• **Brief**: Tell how many lines carry the word "page"; the reply is the number and nothing else.

• **Supplied data**:
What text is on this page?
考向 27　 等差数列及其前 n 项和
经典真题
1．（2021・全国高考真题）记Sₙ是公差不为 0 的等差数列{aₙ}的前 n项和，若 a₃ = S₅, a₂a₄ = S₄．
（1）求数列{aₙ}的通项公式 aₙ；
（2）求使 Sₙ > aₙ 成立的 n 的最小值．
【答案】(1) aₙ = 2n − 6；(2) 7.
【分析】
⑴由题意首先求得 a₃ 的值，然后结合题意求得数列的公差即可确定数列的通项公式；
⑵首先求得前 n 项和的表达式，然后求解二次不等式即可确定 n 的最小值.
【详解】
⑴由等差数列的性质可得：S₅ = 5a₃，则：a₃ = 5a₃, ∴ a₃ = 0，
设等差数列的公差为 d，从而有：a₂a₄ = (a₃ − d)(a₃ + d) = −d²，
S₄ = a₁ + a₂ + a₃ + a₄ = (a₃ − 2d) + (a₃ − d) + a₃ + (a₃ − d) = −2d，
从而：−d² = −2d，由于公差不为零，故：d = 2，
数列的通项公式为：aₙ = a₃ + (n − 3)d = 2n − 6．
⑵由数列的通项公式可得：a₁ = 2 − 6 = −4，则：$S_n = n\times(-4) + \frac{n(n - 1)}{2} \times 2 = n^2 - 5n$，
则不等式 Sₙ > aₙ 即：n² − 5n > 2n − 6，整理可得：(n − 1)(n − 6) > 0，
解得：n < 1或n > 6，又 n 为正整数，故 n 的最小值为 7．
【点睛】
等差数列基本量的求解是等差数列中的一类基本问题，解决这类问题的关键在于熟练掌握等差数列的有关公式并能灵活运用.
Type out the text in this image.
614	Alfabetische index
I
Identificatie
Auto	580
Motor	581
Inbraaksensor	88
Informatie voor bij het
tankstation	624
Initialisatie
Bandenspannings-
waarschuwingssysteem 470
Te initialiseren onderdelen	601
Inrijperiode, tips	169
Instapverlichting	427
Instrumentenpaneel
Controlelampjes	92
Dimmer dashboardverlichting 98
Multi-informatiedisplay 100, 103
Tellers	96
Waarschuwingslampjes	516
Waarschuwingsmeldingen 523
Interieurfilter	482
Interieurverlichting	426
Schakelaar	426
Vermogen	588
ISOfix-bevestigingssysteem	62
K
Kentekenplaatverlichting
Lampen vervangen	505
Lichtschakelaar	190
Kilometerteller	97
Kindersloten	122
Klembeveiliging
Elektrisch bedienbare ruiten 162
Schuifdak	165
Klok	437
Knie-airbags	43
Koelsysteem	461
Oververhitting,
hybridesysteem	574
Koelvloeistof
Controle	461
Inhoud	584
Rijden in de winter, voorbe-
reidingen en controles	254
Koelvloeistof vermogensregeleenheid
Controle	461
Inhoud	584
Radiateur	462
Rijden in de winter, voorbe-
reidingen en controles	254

--

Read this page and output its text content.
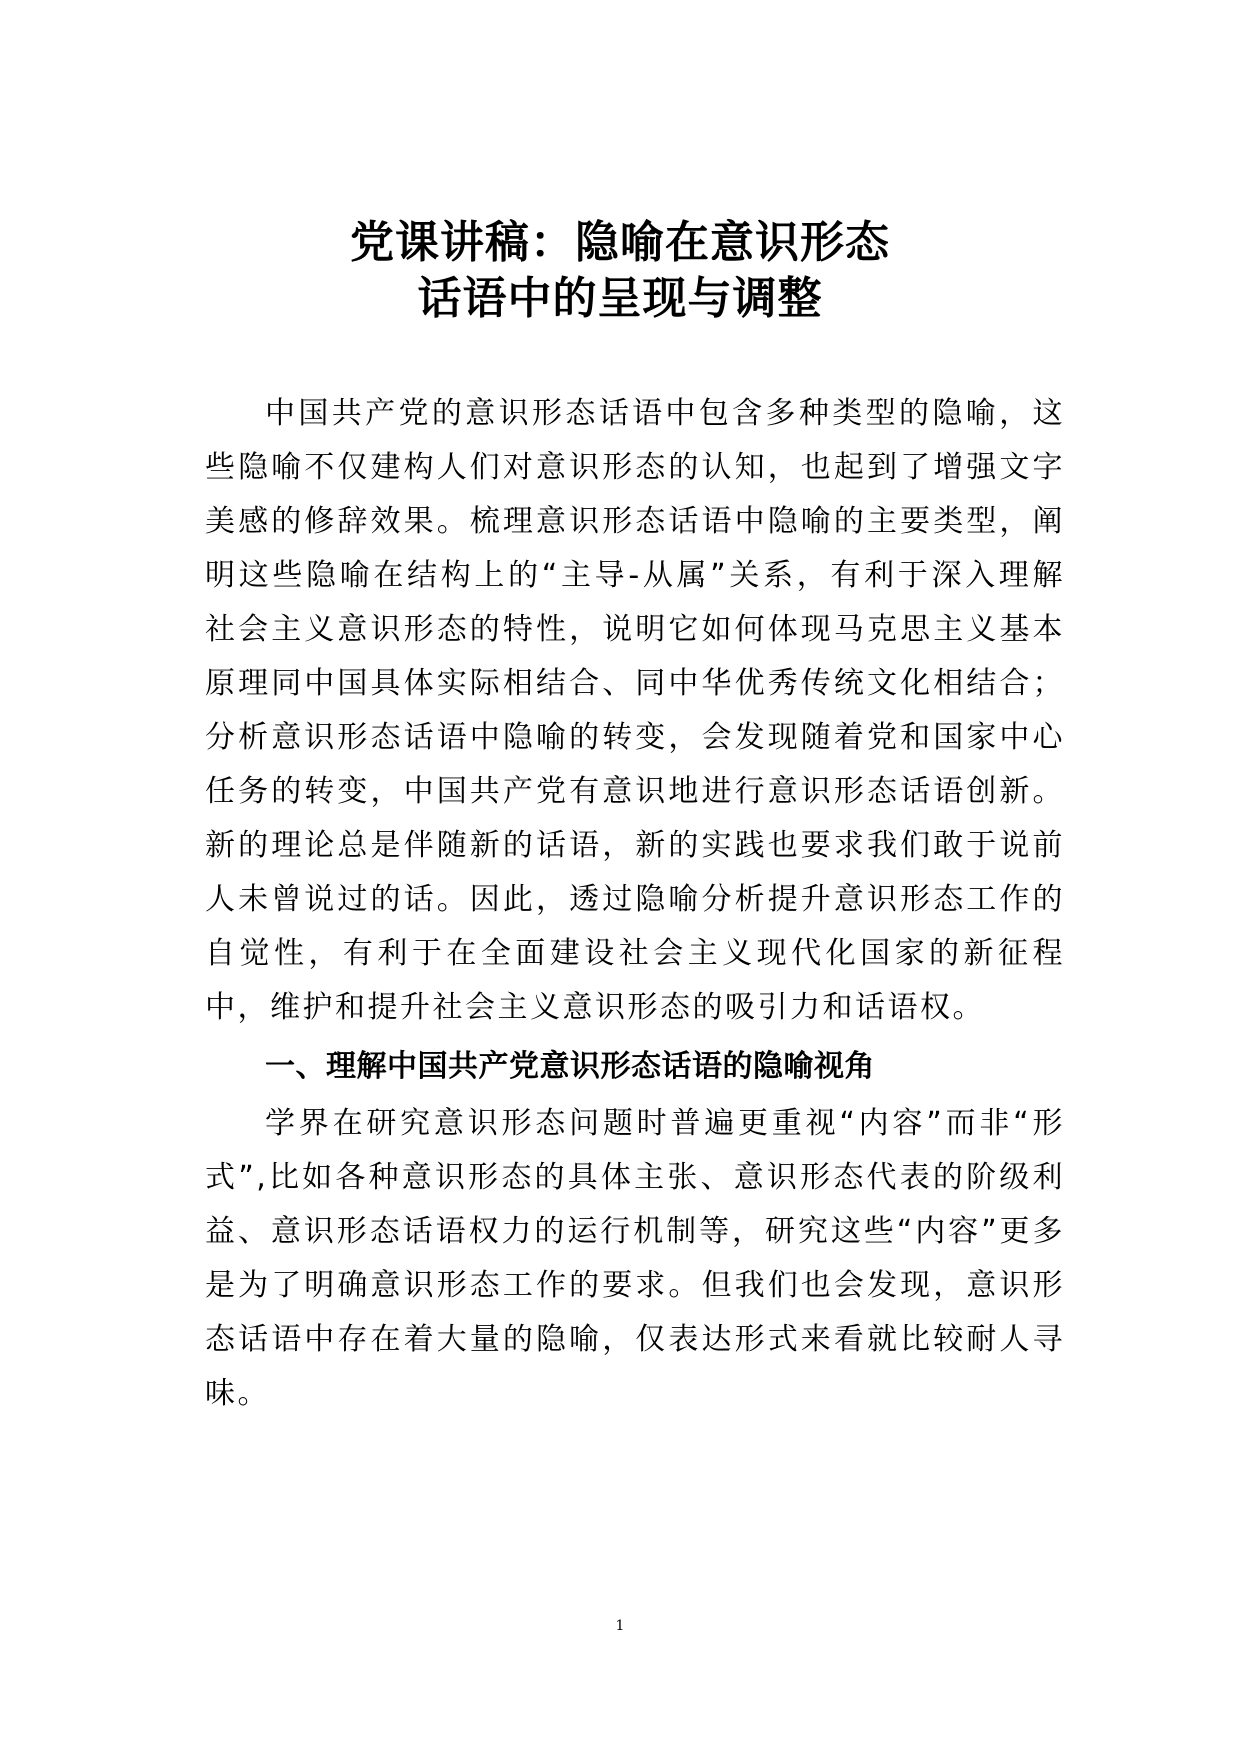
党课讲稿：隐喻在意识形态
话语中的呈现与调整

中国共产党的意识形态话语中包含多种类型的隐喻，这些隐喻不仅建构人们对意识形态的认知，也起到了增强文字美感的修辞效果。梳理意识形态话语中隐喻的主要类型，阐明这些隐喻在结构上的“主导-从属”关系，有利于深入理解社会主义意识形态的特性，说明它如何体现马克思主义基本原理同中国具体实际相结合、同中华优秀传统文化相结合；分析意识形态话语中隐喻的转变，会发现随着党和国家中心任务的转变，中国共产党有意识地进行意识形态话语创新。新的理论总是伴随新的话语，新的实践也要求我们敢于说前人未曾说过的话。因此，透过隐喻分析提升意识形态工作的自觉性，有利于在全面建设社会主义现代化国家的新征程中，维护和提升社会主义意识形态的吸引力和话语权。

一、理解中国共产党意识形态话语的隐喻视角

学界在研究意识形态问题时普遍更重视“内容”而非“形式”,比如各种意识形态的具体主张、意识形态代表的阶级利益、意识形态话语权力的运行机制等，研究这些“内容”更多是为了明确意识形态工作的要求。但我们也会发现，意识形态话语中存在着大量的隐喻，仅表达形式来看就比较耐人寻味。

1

• **Completed exercise**: 2